▶ Task description
Rewrite every line of the items below as a Markdown table with two columns, Row and Line. Number each row, and leave out any blank lines.

▶ Available records
[start]
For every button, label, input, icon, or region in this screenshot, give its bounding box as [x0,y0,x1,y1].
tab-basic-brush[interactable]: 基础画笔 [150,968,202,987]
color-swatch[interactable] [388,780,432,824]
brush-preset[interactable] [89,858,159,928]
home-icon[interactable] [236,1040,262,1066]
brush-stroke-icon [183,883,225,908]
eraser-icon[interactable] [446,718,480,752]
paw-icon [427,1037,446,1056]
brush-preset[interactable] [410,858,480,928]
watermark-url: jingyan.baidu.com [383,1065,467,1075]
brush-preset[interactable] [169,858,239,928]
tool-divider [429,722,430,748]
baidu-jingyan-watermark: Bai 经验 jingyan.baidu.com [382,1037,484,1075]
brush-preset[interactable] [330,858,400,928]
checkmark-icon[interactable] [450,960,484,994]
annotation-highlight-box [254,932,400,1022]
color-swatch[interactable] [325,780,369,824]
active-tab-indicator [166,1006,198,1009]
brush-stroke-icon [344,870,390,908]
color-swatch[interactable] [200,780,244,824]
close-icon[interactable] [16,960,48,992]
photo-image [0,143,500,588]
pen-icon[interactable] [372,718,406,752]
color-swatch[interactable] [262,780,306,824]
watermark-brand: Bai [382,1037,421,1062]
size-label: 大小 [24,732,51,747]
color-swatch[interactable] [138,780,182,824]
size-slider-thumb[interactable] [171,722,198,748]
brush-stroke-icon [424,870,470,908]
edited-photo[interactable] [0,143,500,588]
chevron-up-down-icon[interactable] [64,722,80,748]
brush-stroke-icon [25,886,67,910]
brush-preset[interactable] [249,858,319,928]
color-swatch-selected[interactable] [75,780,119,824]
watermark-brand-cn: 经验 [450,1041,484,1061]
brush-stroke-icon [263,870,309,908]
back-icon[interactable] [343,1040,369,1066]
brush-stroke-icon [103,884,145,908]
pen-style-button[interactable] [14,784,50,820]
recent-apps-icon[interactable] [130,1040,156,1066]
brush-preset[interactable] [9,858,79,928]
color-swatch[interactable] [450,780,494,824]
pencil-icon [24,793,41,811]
[end]
▶ The answer
| Row | Line |
|---|---|
| 1 | For every button, label, input, icon, or region in this screenshot, give its bounding box as [x0,y0,x1,y1]. |
| 2 | tab-basic-brush[interactable]: 基础画笔 [150,968,202,987] |
| 3 | color-swatch[interactable] [388,780,432,824] |
| 4 | brush-preset[interactable] [89,858,159,928] |
| 5 | home-icon[interactable] [236,1040,262,1066] |
| 6 | brush-stroke-icon [183,883,225,908] |
| 7 | eraser-icon[interactable] [446,718,480,752] |
| 8 | paw-icon [427,1037,446,1056] |
| 9 | brush-preset[interactable] [410,858,480,928] |
| 10 | watermark-url: jingyan.baidu.com [383,1065,467,1075] |
| 11 | brush-preset[interactable] [169,858,239,928] |
| 12 | tool-divider [429,722,430,748] |
| 13 | baidu-jingyan-watermark: Bai 经验 jingyan.baidu.com [382,1037,484,1075] |
| 14 | brush-preset[interactable] [330,858,400,928] |
| 15 | checkmark-icon[interactable] [450,960,484,994] |
| 16 | annotation-highlight-box [254,932,400,1022] |
| 17 | color-swatch[interactable] [325,780,369,824] |
| 18 | active-tab-indicator [166,1006,198,1009] |
| 19 | brush-stroke-icon [344,870,390,908] |
| 20 | color-swatch[interactable] [200,780,244,824] |
| 21 | close-icon[interactable] [16,960,48,992] |
| 22 | photo-image [0,143,500,588] |
| 23 | pen-icon[interactable] [372,718,406,752] |
| 24 | color-swatch[interactable] [262,780,306,824] |
| 25 | watermark-brand: Bai [382,1037,421,1062] |
| 26 | size-label: 大小 [24,732,51,747] |
| 27 | color-swatch[interactable] [138,780,182,824] |
| 28 | size-slider-thumb[interactable] [171,722,198,748] |
| 29 | brush-stroke-icon [424,870,470,908] |
| 30 | edited-photo[interactable] [0,143,500,588] |
| 31 | chevron-up-down-icon[interactable] [64,722,80,748] |
| 32 | brush-stroke-icon [25,886,67,910] |
| 33 | brush-preset[interactable] [249,858,319,928] |
| 34 | color-swatch-selected[interactable] [75,780,119,824] |
| 35 | watermark-brand-cn: 经验 [450,1041,484,1061] |
| 36 | brush-stroke-icon [263,870,309,908] |
| 37 | back-icon[interactable] [343,1040,369,1066] |
| 38 | brush-stroke-icon [103,884,145,908] |
| 39 | pen-style-button[interactable] [14,784,50,820] |
| 40 | recent-apps-icon[interactable] [130,1040,156,1066] |
| 41 | brush-preset[interactable] [9,858,79,928] |
| 42 | color-swatch[interactable] [450,780,494,824] |
| 43 | pencil-icon [24,793,41,811] |